=== WRITTEN REQUEST ===
Leave out every picture, then transcribe the rest of the listing exactly.

=== RECORDS FOR THIS TASK ===
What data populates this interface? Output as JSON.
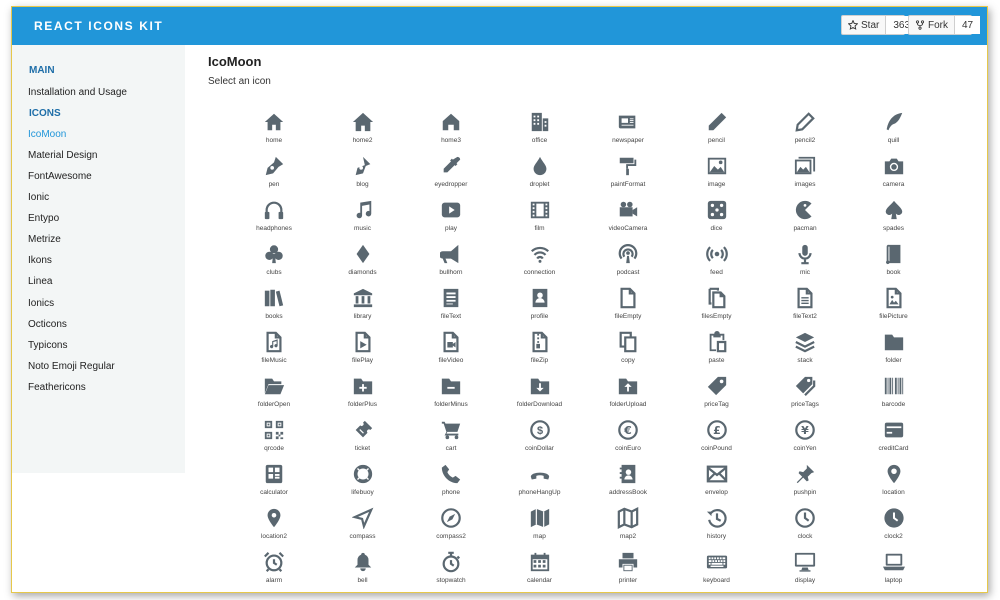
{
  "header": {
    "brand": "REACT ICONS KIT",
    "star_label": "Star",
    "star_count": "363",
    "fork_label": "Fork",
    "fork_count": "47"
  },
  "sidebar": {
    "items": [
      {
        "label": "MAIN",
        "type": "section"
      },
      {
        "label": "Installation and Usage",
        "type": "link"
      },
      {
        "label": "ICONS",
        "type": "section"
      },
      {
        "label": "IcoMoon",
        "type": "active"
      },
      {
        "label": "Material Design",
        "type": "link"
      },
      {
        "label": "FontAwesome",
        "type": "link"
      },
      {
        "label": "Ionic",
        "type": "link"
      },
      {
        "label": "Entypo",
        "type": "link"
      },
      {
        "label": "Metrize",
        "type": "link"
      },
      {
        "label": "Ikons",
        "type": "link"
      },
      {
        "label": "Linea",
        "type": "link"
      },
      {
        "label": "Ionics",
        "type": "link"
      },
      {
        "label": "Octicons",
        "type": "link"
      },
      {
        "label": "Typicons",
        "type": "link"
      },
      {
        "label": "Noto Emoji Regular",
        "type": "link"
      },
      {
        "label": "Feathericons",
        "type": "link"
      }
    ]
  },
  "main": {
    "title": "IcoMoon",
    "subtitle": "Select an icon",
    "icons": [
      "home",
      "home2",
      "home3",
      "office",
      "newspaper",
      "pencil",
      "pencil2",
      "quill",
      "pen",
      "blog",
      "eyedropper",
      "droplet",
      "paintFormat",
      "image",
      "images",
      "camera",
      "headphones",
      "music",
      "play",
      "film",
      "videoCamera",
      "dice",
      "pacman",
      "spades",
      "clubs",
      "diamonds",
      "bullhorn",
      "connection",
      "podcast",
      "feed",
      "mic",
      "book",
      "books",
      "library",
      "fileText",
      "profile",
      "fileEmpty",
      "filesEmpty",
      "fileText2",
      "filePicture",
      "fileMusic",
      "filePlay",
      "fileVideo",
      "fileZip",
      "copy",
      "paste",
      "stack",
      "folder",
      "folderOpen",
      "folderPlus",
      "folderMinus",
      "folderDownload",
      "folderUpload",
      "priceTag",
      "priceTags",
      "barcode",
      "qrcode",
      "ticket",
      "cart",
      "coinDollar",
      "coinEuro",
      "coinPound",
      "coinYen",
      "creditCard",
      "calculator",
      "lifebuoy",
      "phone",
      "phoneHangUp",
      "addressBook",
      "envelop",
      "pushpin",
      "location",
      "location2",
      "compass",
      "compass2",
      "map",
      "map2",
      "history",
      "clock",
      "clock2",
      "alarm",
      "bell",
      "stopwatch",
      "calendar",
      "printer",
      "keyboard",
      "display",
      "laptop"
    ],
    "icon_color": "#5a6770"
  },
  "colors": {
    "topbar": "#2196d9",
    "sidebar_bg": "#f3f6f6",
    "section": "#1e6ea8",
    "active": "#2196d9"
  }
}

=== COMPLETE OUTPUT ===
What data populates this interface? Output as JSON.
{
  "header": {
    "brand": "REACT ICONS KIT",
    "star_label": "Star",
    "star_count": "363",
    "fork_label": "Fork",
    "fork_count": "47"
  },
  "sidebar": {
    "items": [
      {
        "label": "MAIN",
        "type": "section"
      },
      {
        "label": "Installation and Usage",
        "type": "link"
      },
      {
        "label": "ICONS",
        "type": "section"
      },
      {
        "label": "IcoMoon",
        "type": "active"
      },
      {
        "label": "Material Design",
        "type": "link"
      },
      {
        "label": "FontAwesome",
        "type": "link"
      },
      {
        "label": "Ionic",
        "type": "link"
      },
      {
        "label": "Entypo",
        "type": "link"
      },
      {
        "label": "Metrize",
        "type": "link"
      },
      {
        "label": "Ikons",
        "type": "link"
      },
      {
        "label": "Linea",
        "type": "link"
      },
      {
        "label": "Ionics",
        "type": "link"
      },
      {
        "label": "Octicons",
        "type": "link"
      },
      {
        "label": "Typicons",
        "type": "link"
      },
      {
        "label": "Noto Emoji Regular",
        "type": "link"
      },
      {
        "label": "Feathericons",
        "type": "link"
      }
    ]
  },
  "main": {
    "title": "IcoMoon",
    "subtitle": "Select an icon",
    "icons": [
      "home",
      "home2",
      "home3",
      "office",
      "newspaper",
      "pencil",
      "pencil2",
      "quill",
      "pen",
      "blog",
      "eyedropper",
      "droplet",
      "paintFormat",
      "image",
      "images",
      "camera",
      "headphones",
      "music",
      "play",
      "film",
      "videoCamera",
      "dice",
      "pacman",
      "spades",
      "clubs",
      "diamonds",
      "bullhorn",
      "connection",
      "podcast",
      "feed",
      "mic",
      "book",
      "books",
      "library",
      "fileText",
      "profile",
      "fileEmpty",
      "filesEmpty",
      "fileText2",
      "filePicture",
      "fileMusic",
      "filePlay",
      "fileVideo",
      "fileZip",
      "copy",
      "paste",
      "stack",
      "folder",
      "folderOpen",
      "folderPlus",
      "folderMinus",
      "folderDownload",
      "folderUpload",
      "priceTag",
      "priceTags",
      "barcode",
      "qrcode",
      "ticket",
      "cart",
      "coinDollar",
      "coinEuro",
      "coinPound",
      "coinYen",
      "creditCard",
      "calculator",
      "lifebuoy",
      "phone",
      "phoneHangUp",
      "addressBook",
      "envelop",
      "pushpin",
      "location",
      "location2",
      "compass",
      "compass2",
      "map",
      "map2",
      "history",
      "clock",
      "clock2",
      "alarm",
      "bell",
      "stopwatch",
      "calendar",
      "printer",
      "keyboard",
      "display",
      "laptop"
    ],
    "icon_color": "#5a6770"
  },
  "colors": {
    "topbar": "#2196d9",
    "sidebar_bg": "#f3f6f6",
    "section": "#1e6ea8",
    "active": "#2196d9"
  }
}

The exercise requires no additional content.